[START GIVEN INFORMATION]

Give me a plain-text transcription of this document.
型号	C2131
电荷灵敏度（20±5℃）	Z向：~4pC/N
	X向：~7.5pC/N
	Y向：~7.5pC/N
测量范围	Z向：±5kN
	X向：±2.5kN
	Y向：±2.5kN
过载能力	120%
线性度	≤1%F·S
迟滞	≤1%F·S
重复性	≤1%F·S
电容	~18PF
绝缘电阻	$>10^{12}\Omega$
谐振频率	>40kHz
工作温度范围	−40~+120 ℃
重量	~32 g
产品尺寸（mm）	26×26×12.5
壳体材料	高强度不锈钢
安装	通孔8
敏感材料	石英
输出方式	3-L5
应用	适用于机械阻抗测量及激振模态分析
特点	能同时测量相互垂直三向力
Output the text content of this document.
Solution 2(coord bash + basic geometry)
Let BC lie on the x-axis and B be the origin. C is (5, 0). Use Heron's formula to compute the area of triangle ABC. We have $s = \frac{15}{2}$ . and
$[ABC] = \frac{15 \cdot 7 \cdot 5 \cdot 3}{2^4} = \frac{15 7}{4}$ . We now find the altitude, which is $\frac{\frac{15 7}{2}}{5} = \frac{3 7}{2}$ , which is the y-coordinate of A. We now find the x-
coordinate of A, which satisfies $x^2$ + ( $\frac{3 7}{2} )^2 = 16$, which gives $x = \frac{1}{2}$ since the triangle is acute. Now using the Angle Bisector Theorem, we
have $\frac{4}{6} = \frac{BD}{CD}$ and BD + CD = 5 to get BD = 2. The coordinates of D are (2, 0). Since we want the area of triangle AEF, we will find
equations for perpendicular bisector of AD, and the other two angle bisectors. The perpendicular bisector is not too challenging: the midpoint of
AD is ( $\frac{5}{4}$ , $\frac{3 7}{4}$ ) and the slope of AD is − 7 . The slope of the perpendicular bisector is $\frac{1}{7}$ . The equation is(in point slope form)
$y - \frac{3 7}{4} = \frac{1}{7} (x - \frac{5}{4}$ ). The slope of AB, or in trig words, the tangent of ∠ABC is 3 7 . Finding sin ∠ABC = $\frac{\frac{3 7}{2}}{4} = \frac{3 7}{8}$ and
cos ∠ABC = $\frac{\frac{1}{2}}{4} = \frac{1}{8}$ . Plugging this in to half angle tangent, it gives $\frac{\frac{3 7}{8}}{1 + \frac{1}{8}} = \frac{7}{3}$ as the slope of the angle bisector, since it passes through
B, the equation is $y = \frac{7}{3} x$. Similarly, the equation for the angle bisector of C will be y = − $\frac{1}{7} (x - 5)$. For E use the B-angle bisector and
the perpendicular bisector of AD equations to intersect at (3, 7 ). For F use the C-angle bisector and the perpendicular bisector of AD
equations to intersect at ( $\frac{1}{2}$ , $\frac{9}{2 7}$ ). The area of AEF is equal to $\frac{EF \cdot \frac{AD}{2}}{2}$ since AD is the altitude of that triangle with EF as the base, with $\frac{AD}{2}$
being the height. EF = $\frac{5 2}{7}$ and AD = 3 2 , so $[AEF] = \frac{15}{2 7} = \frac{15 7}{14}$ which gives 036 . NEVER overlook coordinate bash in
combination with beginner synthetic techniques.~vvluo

[END GIVEN INFORMATION]

◆ WHAT THIS TASK INVOLVES ◆
Return the listing above in its exact form.

◆ REPLY ◆
Give me a plain-text transcription of this document.
型号	C2131
电荷灵敏度（20±5℃）	Z向：~4pC/N
	X向：~7.5pC/N
	Y向：~7.5pC/N
测量范围	Z向：±5kN
	X向：±2.5kN
	Y向：±2.5kN
过载能力	120%
线性度	≤1%F·S
迟滞	≤1%F·S
重复性	≤1%F·S
电容	~18PF
绝缘电阻	$>10^{12}\Omega$
谐振频率	>40kHz
工作温度范围	−40~+120 ℃
重量	~32 g
产品尺寸（mm）	26×26×12.5
壳体材料	高强度不锈钢
安装	通孔8
敏感材料	石英
输出方式	3-L5
应用	适用于机械阻抗测量及激振模态分析
特点	能同时测量相互垂直三向力
Output the text content of this document.
Solution 2(coord bash + basic geometry)
Let BC lie on the x-axis and B be the origin. C is (5, 0). Use Heron's formula to compute the area of triangle ABC. We have $s = \frac{15}{2}$ . and
$[ABC] = \frac{15 \cdot 7 \cdot 5 \cdot 3}{2^4} = \frac{15 7}{4}$ . We now find the altitude, which is $\frac{\frac{15 7}{2}}{5} = \frac{3 7}{2}$ , which is the y-coordinate of A. We now find the x-
coordinate of A, which satisfies $x^2$ + ( $\frac{3 7}{2} )^2 = 16$, which gives $x = \frac{1}{2}$ since the triangle is acute. Now using the Angle Bisector Theorem, we
have $\frac{4}{6} = \frac{BD}{CD}$ and BD + CD = 5 to get BD = 2. The coordinates of D are (2, 0). Since we want the area of triangle AEF, we will find
equations for perpendicular bisector of AD, and the other two angle bisectors. The perpendicular bisector is not too challenging: the midpoint of
AD is ( $\frac{5}{4}$ , $\frac{3 7}{4}$ ) and the slope of AD is − 7 . The slope of the perpendicular bisector is $\frac{1}{7}$ . The equation is(in point slope form)
$y - \frac{3 7}{4} = \frac{1}{7} (x - \frac{5}{4}$ ). The slope of AB, or in trig words, the tangent of ∠ABC is 3 7 . Finding sin ∠ABC = $\frac{\frac{3 7}{2}}{4} = \frac{3 7}{8}$ and
cos ∠ABC = $\frac{\frac{1}{2}}{4} = \frac{1}{8}$ . Plugging this in to half angle tangent, it gives $\frac{\frac{3 7}{8}}{1 + \frac{1}{8}} = \frac{7}{3}$ as the slope of the angle bisector, since it passes through
B, the equation is $y = \frac{7}{3} x$. Similarly, the equation for the angle bisector of C will be y = − $\frac{1}{7} (x - 5)$. For E use the B-angle bisector and
the perpendicular bisector of AD equations to intersect at (3, 7 ). For F use the C-angle bisector and the perpendicular bisector of AD
equations to intersect at ( $\frac{1}{2}$ , $\frac{9}{2 7}$ ). The area of AEF is equal to $\frac{EF \cdot \frac{AD}{2}}{2}$ since AD is the altitude of that triangle with EF as the base, with $\frac{AD}{2}$
being the height. EF = $\frac{5 2}{7}$ and AD = 3 2 , so $[AEF] = \frac{15}{2 7} = \frac{15 7}{14}$ which gives 036 . NEVER overlook coordinate bash in
combination with beginner synthetic techniques.~vvluo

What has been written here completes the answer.